Stored items
....................

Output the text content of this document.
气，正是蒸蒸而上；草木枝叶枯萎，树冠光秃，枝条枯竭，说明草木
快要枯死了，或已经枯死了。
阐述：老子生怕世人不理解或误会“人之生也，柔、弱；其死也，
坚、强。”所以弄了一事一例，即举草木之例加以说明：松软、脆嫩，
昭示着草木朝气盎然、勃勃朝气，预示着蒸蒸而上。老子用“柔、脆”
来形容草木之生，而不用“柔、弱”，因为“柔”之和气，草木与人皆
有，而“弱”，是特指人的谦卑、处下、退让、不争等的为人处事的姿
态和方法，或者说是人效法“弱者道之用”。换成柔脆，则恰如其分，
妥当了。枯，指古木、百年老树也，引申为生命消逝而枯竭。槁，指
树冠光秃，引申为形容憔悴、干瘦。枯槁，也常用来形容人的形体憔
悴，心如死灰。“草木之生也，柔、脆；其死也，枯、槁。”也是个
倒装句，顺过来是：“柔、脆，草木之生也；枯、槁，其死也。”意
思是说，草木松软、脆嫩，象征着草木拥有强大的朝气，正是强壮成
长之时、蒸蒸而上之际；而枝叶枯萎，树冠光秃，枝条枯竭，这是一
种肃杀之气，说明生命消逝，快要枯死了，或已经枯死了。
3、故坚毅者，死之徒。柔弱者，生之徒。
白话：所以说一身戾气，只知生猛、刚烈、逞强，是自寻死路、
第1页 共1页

....................

**EXERCISE GOAL**:
Retype the material in full, character for character.

**SOLUTION FOR THIS PROBLEM**:
Output the text content of this document.
气，正是蒸蒸而上；草木枝叶枯萎，树冠光秃，枝条枯竭，说明草木
快要枯死了，或已经枯死了。
阐述：老子生怕世人不理解或误会“人之生也，柔、弱；其死也，
坚、强。”所以弄了一事一例，即举草木之例加以说明：松软、脆嫩，
昭示着草木朝气盎然、勃勃朝气，预示着蒸蒸而上。老子用“柔、脆”
来形容草木之生，而不用“柔、弱”，因为“柔”之和气，草木与人皆
有，而“弱”，是特指人的谦卑、处下、退让、不争等的为人处事的姿
态和方法，或者说是人效法“弱者道之用”。换成柔脆，则恰如其分，
妥当了。枯，指古木、百年老树也，引申为生命消逝而枯竭。槁，指
树冠光秃，引申为形容憔悴、干瘦。枯槁，也常用来形容人的形体憔
悴，心如死灰。“草木之生也，柔、脆；其死也，枯、槁。”也是个
倒装句，顺过来是：“柔、脆，草木之生也；枯、槁，其死也。”意
思是说，草木松软、脆嫩，象征着草木拥有强大的朝气，正是强壮成
长之时、蒸蒸而上之际；而枝叶枯萎，树冠光秃，枝条枯竭，这是一
种肃杀之气，说明生命消逝，快要枯死了，或已经枯死了。
3、故坚毅者，死之徒。柔弱者，生之徒。
白话：所以说一身戾气，只知生猛、刚烈、逞强，是自寻死路、
第1页 共1页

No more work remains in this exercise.